[Collected data]
- - - - -
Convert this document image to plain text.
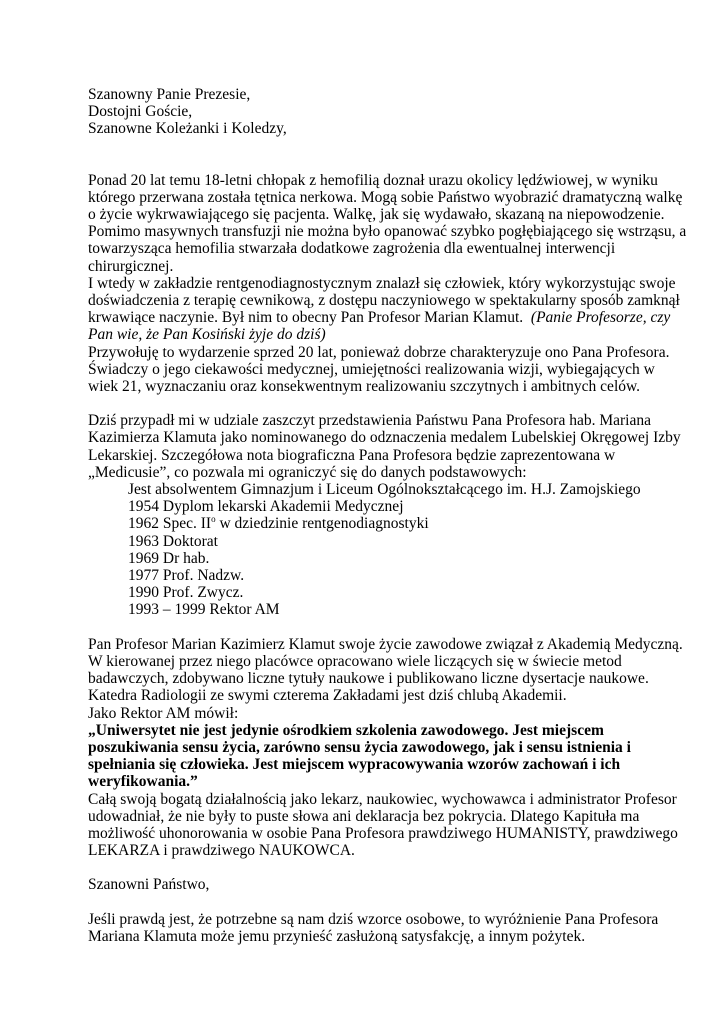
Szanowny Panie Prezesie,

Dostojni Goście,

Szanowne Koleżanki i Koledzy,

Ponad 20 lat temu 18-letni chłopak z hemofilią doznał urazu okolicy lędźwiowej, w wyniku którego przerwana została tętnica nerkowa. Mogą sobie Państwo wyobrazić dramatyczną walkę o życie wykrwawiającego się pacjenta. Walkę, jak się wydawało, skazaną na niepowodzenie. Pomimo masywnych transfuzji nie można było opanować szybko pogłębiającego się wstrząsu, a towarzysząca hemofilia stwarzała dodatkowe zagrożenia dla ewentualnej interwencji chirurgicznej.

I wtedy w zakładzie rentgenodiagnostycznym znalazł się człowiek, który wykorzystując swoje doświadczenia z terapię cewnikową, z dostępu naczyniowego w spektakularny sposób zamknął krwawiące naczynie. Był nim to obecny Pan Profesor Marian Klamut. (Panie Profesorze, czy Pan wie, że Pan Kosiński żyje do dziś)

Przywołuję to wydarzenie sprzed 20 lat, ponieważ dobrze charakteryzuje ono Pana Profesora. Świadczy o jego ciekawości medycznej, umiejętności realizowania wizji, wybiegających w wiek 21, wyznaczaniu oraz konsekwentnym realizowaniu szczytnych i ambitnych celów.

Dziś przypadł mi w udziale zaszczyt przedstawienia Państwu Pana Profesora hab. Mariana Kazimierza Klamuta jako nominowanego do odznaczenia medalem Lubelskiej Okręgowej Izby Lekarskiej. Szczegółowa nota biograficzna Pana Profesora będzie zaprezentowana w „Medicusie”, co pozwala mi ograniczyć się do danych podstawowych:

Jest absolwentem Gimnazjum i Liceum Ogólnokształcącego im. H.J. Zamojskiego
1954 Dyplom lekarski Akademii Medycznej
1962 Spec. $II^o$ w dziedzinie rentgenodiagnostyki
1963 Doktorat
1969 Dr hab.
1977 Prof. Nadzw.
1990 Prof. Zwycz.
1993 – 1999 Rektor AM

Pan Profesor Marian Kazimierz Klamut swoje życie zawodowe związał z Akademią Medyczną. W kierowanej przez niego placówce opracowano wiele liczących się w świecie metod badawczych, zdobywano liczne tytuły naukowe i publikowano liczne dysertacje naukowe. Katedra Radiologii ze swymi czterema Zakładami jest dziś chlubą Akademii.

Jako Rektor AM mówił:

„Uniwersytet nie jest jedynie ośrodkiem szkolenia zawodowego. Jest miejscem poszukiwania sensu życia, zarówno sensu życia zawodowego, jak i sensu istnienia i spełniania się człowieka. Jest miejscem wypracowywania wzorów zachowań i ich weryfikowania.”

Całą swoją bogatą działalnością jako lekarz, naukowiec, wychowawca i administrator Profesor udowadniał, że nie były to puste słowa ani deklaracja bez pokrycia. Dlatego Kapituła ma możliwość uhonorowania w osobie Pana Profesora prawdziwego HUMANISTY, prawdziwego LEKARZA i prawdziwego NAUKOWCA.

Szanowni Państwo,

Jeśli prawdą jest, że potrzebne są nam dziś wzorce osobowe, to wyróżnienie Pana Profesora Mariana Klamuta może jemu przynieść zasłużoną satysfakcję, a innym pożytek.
- - - - -
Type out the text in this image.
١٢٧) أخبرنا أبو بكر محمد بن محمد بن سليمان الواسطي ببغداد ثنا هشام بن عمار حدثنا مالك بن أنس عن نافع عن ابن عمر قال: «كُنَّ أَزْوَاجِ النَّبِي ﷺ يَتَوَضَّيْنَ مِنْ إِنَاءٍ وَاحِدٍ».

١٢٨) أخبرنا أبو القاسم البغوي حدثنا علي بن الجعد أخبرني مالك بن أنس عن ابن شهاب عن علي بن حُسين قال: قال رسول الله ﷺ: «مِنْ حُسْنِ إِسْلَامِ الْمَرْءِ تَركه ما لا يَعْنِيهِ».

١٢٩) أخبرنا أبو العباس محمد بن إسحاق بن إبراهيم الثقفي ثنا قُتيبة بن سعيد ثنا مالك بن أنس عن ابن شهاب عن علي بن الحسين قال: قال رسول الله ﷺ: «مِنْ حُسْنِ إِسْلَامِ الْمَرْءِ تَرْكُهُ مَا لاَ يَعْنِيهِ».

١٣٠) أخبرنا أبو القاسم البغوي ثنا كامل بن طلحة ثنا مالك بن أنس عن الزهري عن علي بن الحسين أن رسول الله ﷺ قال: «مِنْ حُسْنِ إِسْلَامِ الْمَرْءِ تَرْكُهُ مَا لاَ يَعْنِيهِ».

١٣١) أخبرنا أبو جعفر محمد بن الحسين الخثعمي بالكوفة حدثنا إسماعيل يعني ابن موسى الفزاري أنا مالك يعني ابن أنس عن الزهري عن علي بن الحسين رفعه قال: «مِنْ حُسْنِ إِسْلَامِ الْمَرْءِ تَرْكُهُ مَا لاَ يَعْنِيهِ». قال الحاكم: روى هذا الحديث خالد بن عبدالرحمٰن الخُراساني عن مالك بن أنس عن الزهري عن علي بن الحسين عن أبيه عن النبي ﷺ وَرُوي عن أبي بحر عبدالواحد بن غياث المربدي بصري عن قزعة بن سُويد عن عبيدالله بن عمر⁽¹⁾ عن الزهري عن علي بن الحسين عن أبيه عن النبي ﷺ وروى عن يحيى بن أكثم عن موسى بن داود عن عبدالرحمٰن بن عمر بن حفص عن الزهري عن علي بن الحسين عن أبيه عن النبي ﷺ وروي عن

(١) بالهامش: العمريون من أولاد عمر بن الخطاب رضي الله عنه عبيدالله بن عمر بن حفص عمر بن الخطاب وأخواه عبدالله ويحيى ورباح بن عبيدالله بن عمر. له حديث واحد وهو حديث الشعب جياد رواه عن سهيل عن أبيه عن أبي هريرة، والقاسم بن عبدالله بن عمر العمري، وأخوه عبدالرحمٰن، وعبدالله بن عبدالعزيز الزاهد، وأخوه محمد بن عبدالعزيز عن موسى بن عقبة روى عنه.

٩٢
- - - - -
Brief:
Using the entries above, return each line that includes the word "this".

Final result:
Convert this document image to plain text.
Type out the text in this image.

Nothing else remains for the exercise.